* Your goal:
Copy every line of the records below where the word "potential" occurs.

* Given entries:

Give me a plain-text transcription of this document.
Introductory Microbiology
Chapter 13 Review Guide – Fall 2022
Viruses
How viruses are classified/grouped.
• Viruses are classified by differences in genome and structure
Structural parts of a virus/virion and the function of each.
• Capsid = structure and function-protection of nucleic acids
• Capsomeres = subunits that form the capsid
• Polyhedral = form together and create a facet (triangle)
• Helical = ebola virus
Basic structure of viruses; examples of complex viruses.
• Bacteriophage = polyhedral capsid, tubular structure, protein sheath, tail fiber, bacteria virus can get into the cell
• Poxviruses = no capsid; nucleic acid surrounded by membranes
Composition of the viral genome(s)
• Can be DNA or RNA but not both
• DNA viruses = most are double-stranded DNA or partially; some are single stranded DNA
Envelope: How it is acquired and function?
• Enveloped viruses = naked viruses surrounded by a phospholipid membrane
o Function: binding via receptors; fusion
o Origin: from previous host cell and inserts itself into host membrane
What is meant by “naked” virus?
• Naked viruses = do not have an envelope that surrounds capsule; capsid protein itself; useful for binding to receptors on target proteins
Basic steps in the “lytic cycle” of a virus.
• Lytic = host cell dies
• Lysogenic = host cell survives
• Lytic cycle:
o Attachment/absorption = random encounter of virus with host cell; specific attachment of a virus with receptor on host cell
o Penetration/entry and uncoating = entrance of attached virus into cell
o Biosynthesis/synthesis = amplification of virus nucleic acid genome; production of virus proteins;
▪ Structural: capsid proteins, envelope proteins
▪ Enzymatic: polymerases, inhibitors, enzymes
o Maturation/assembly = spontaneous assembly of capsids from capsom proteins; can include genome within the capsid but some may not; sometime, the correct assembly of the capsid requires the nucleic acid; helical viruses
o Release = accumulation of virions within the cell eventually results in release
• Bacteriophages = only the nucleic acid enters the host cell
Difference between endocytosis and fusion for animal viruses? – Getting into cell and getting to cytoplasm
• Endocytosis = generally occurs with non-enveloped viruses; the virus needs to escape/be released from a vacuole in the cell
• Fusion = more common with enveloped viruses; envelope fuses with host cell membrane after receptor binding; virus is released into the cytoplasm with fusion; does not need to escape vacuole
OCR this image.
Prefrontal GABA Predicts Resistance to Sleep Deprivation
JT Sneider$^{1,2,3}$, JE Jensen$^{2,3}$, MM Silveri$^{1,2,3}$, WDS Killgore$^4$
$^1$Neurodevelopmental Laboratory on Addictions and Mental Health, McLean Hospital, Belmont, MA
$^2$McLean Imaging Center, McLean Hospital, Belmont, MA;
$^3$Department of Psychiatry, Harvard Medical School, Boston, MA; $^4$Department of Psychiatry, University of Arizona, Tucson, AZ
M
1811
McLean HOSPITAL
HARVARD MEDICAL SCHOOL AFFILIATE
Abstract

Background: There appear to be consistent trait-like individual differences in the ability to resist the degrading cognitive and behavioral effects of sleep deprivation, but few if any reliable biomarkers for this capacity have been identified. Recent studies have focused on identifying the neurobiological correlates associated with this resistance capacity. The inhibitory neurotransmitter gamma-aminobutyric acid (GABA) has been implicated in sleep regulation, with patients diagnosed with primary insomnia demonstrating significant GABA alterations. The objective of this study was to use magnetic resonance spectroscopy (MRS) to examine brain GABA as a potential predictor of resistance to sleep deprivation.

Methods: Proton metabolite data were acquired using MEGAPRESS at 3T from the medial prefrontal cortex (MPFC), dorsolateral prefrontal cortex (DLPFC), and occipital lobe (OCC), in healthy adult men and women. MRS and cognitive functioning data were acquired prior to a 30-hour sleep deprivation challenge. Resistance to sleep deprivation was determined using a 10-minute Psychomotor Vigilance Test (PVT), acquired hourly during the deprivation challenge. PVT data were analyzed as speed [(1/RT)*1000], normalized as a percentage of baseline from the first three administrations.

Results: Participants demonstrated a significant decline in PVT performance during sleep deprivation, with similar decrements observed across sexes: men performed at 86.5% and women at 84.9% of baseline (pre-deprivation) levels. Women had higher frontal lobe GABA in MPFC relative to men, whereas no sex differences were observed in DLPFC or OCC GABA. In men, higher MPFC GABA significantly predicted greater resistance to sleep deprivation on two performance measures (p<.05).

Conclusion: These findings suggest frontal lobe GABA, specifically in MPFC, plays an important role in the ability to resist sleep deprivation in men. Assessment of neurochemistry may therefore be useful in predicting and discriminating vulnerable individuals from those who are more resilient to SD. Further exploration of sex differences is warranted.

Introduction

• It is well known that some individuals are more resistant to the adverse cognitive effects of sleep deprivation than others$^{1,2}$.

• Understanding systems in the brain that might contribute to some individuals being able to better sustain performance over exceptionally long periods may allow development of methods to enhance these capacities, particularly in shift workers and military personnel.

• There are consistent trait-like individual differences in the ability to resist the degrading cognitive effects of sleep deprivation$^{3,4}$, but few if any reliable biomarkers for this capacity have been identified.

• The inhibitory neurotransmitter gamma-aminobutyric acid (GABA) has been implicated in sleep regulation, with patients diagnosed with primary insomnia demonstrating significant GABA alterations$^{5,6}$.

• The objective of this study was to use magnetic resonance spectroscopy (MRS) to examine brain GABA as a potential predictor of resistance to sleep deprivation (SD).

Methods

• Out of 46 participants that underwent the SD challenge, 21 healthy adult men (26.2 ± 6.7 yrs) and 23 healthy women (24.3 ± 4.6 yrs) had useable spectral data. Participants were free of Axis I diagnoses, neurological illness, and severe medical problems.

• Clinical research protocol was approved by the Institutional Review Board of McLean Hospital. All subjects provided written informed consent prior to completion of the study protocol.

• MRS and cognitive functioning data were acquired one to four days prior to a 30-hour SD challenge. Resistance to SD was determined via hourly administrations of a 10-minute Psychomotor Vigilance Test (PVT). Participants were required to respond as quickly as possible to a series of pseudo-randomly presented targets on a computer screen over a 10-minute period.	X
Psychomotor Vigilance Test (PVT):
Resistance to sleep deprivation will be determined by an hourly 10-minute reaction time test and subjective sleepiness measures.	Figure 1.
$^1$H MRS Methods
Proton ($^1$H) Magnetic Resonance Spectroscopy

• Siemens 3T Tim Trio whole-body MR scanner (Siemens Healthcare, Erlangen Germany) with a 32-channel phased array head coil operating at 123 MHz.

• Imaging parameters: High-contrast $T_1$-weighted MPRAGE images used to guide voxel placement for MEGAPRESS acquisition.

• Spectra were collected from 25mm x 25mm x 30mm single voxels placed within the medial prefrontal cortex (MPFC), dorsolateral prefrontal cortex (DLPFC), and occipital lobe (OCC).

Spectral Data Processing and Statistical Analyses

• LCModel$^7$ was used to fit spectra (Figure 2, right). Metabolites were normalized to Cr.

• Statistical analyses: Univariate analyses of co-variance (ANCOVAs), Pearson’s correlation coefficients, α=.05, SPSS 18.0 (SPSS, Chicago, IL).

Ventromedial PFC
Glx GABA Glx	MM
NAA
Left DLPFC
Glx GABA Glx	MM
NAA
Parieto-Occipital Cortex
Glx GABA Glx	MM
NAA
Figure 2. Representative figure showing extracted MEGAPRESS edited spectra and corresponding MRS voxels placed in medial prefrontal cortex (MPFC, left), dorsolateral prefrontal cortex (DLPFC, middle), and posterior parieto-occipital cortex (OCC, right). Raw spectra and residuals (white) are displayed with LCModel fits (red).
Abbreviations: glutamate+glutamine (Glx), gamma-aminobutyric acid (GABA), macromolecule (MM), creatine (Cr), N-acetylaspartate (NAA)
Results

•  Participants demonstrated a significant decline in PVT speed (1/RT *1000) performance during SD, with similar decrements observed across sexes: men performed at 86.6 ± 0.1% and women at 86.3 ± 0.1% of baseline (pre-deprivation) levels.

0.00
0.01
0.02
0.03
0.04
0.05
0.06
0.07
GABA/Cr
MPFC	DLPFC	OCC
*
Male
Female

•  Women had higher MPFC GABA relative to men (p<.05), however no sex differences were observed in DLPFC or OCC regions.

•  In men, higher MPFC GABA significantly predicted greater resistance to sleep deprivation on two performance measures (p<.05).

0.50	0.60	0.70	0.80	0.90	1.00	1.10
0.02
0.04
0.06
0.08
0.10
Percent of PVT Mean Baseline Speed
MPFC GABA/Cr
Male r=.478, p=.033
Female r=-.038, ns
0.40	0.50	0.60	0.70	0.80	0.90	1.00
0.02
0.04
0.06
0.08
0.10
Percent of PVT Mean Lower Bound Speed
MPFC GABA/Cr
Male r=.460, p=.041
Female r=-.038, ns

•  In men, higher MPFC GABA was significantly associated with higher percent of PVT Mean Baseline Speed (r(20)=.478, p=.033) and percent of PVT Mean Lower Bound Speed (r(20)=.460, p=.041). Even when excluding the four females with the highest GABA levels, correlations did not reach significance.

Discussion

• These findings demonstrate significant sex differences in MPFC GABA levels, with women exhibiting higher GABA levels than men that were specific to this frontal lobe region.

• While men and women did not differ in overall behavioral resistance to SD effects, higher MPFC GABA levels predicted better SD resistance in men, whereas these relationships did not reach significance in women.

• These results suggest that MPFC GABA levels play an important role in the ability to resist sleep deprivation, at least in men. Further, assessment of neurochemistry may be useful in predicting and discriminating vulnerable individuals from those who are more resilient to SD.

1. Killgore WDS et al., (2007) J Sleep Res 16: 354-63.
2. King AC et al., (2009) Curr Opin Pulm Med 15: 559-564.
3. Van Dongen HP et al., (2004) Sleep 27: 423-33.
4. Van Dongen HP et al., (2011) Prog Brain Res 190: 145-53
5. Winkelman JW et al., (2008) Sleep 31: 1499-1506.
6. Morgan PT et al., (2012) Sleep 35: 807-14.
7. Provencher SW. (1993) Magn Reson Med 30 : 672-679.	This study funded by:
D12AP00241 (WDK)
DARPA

* Task solution:
Background: There appear to be consistent trait-like individual differences in the ability to resist the degrading cognitive and behavioral effects of sleep deprivation, but few if any reliable biomarkers for this capacity have been identified. Recent studies have focused on identifying the neurobiological correlates associated with this resistance capacity. The inhibitory neurotransmitter gamma-aminobutyric acid (GABA) has been implicated in sleep regulation, with patients diagnosed with primary insomnia demonstrating significant GABA alterations. The objective of this study was to use magnetic resonance spectroscopy (MRS) to examine brain GABA as a potential predictor of resistance to sleep deprivation.
• The objective of this study was to use magnetic resonance spectroscopy (MRS) to examine brain GABA as a potential predictor of resistance to sleep deprivation (SD).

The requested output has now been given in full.